[Records that describe figures]

━━━━━━━━━━━━━━━━━━━━━━━━━━━━━━

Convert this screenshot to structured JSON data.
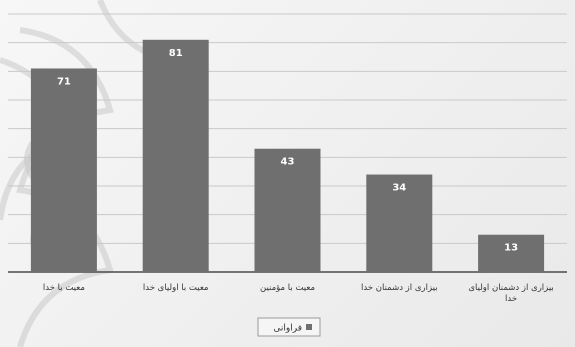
{
  "chart_data": {
    "type": "bar",
    "categories": [
      "معیت با خدا",
      "معیت با اولیای خدا",
      "معیت با مؤمنین",
      "بیزاری از دشمنان خدا",
      "بیزاری از دشمنان اولیای خدا"
    ],
    "series": [
      {
        "name": "فراوانی",
        "values": [
          71,
          81,
          43,
          34,
          13
        ]
      }
    ],
    "title": "",
    "xlabel": "",
    "ylabel": "",
    "ylim": [
      0,
      90
    ],
    "grid": true,
    "legend_position": "bottom",
    "colors": {
      "bar": "#6f6f6f",
      "grid": "#c9c9c9"
    }
  }
}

━━━━━━━━━━━━━━━━━━━━━━━━━━━━━━

- WHAT YOU WILL DO
All the lines above are to be reproduced exactly, except the pictures.

- RESULT FOR THIS EXERCISE
Convert this screenshot to structured JSON data.
{
  "chart_data": {
    "type": "bar",
    "categories": [
      "معیت با خدا",
      "معیت با اولیای خدا",
      "معیت با مؤمنین",
      "بیزاری از دشمنان خدا",
      "بیزاری از دشمنان اولیای خدا"
    ],
    "series": [
      {
        "name": "فراوانی",
        "values": [
          71,
          81,
          43,
          34,
          13
        ]
      }
    ],
    "title": "",
    "xlabel": "",
    "ylabel": "",
    "ylim": [
      0,
      90
    ],
    "grid": true,
    "legend_position": "bottom",
    "colors": {
      "bar": "#6f6f6f",
      "grid": "#c9c9c9"
    }
  }
}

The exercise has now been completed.